BEGIN Records for the exercise
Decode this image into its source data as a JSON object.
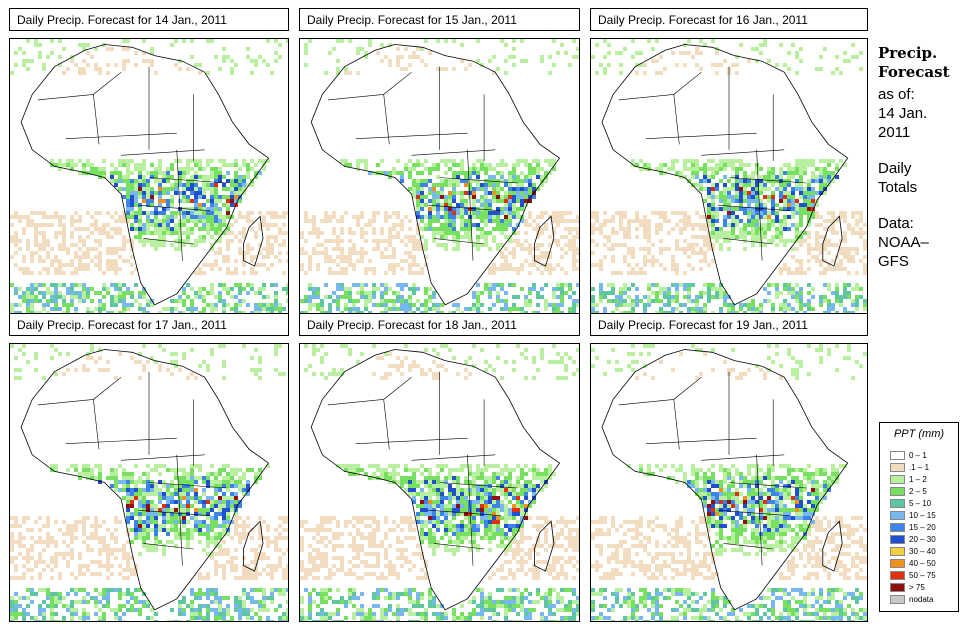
{
  "panels": [
    {
      "title": "Daily Precip. Forecast for  14 Jan., 2011",
      "seed": 14
    },
    {
      "title": "Daily Precip. Forecast for  15 Jan., 2011",
      "seed": 15
    },
    {
      "title": "Daily Precip. Forecast for  16 Jan., 2011",
      "seed": 16
    },
    {
      "title": "Daily Precip. Forecast for  17 Jan., 2011",
      "seed": 17
    },
    {
      "title": "Daily Precip. Forecast for  18 Jan., 2011",
      "seed": 18
    },
    {
      "title": "Daily Precip. Forecast for  19 Jan., 2011",
      "seed": 19
    }
  ],
  "sidebar": {
    "title_line1": "Precip.",
    "title_line2": "Forecast",
    "asof": "as of:",
    "date_line1": "14 Jan.",
    "date_line2": "2011",
    "totals_line1": "Daily",
    "totals_line2": "Totals",
    "data_line1": "Data:",
    "data_line2": "NOAA–",
    "data_line3": "GFS"
  },
  "legend": {
    "title": "PPT (mm)",
    "items": [
      {
        "label": "0 – 1",
        "color": "#ffffff"
      },
      {
        "label": ".1 – 1",
        "color": "#f2dcc0"
      },
      {
        "label": "1 – 2",
        "color": "#b8f0a0"
      },
      {
        "label": "2 – 5",
        "color": "#78e060"
      },
      {
        "label": "5 – 10",
        "color": "#5ec6a0"
      },
      {
        "label": "10 – 15",
        "color": "#78b8f0"
      },
      {
        "label": "15 – 20",
        "color": "#3c84e8"
      },
      {
        "label": "20 – 30",
        "color": "#1e50d0"
      },
      {
        "label": "30 – 40",
        "color": "#f0d040"
      },
      {
        "label": "40 – 50",
        "color": "#f09020"
      },
      {
        "label": "50 – 75",
        "color": "#e03010"
      },
      {
        "label": "> 75",
        "color": "#901010"
      },
      {
        "label": "nodata",
        "color": "#c8c8c8"
      }
    ]
  }
}
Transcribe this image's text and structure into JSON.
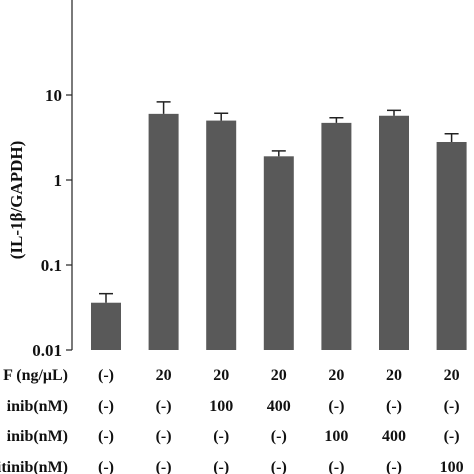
{
  "chart_data": {
    "type": "bar",
    "ylabel": "(IL-1β/GAPDH)",
    "yscale": "log",
    "ylim": [
      0.01,
      100
    ],
    "yticks": [
      {
        "value": 0.01,
        "label": "0.01"
      },
      {
        "value": 0.1,
        "label": "0.1"
      },
      {
        "value": 1,
        "label": "1"
      },
      {
        "value": 10,
        "label": "10"
      }
    ],
    "grid": false,
    "bar_color": "#595959",
    "values": [
      0.036,
      6.0,
      5.0,
      1.9,
      4.7,
      5.7,
      2.8
    ],
    "errors_upper": [
      0.046,
      8.3,
      6.1,
      2.2,
      5.4,
      6.6,
      3.5
    ],
    "condition_rows": [
      {
        "label": "F (ng/μL)",
        "values": [
          "(-)",
          "20",
          "20",
          "20",
          "20",
          "20",
          "20"
        ]
      },
      {
        "label": "inib(nM)",
        "values": [
          "(-)",
          "(-)",
          "100",
          "400",
          "(-)",
          "(-)",
          "(-)"
        ]
      },
      {
        "label": "inib(nM)",
        "values": [
          "(-)",
          "(-)",
          "(-)",
          "(-)",
          "100",
          "400",
          "(-)"
        ]
      },
      {
        "label": "citinib(nM)",
        "values": [
          "(-)",
          "(-)",
          "(-)",
          "(-)",
          "(-)",
          "(-)",
          "100"
        ]
      }
    ]
  }
}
END Records for the exercise
Quote each record exactly as it stands, minus the pictures.

(Solution to this problem):
Decode this image into its source data as a JSON object.
{
  "panels": [
    {
      "title": "Daily Precip. Forecast for  14 Jan., 2011",
      "seed": 14
    },
    {
      "title": "Daily Precip. Forecast for  15 Jan., 2011",
      "seed": 15
    },
    {
      "title": "Daily Precip. Forecast for  16 Jan., 2011",
      "seed": 16
    },
    {
      "title": "Daily Precip. Forecast for  17 Jan., 2011",
      "seed": 17
    },
    {
      "title": "Daily Precip. Forecast for  18 Jan., 2011",
      "seed": 18
    },
    {
      "title": "Daily Precip. Forecast for  19 Jan., 2011",
      "seed": 19
    }
  ],
  "sidebar": {
    "title_line1": "Precip.",
    "title_line2": "Forecast",
    "asof": "as of:",
    "date_line1": "14 Jan.",
    "date_line2": "2011",
    "totals_line1": "Daily",
    "totals_line2": "Totals",
    "data_line1": "Data:",
    "data_line2": "NOAA–",
    "data_line3": "GFS"
  },
  "legend": {
    "title": "PPT (mm)",
    "items": [
      {
        "label": "0 – 1",
        "color": "#ffffff"
      },
      {
        "label": ".1 – 1",
        "color": "#f2dcc0"
      },
      {
        "label": "1 – 2",
        "color": "#b8f0a0"
      },
      {
        "label": "2 – 5",
        "color": "#78e060"
      },
      {
        "label": "5 – 10",
        "color": "#5ec6a0"
      },
      {
        "label": "10 – 15",
        "color": "#78b8f0"
      },
      {
        "label": "15 – 20",
        "color": "#3c84e8"
      },
      {
        "label": "20 – 30",
        "color": "#1e50d0"
      },
      {
        "label": "30 – 40",
        "color": "#f0d040"
      },
      {
        "label": "40 – 50",
        "color": "#f09020"
      },
      {
        "label": "50 – 75",
        "color": "#e03010"
      },
      {
        "label": "> 75",
        "color": "#901010"
      },
      {
        "label": "nodata",
        "color": "#c8c8c8"
      }
    ]
  }
}
Transcribe this image's text and structure into JSON.
{
  "chart_data": {
    "type": "bar",
    "ylabel": "(IL-1β/GAPDH)",
    "yscale": "log",
    "ylim": [
      0.01,
      100
    ],
    "yticks": [
      {
        "value": 0.01,
        "label": "0.01"
      },
      {
        "value": 0.1,
        "label": "0.1"
      },
      {
        "value": 1,
        "label": "1"
      },
      {
        "value": 10,
        "label": "10"
      }
    ],
    "grid": false,
    "bar_color": "#595959",
    "values": [
      0.036,
      6.0,
      5.0,
      1.9,
      4.7,
      5.7,
      2.8
    ],
    "errors_upper": [
      0.046,
      8.3,
      6.1,
      2.2,
      5.4,
      6.6,
      3.5
    ],
    "condition_rows": [
      {
        "label": "F (ng/μL)",
        "values": [
          "(-)",
          "20",
          "20",
          "20",
          "20",
          "20",
          "20"
        ]
      },
      {
        "label": "inib(nM)",
        "values": [
          "(-)",
          "(-)",
          "100",
          "400",
          "(-)",
          "(-)",
          "(-)"
        ]
      },
      {
        "label": "inib(nM)",
        "values": [
          "(-)",
          "(-)",
          "(-)",
          "(-)",
          "100",
          "400",
          "(-)"
        ]
      },
      {
        "label": "citinib(nM)",
        "values": [
          "(-)",
          "(-)",
          "(-)",
          "(-)",
          "(-)",
          "(-)",
          "100"
        ]
      }
    ]
  }
}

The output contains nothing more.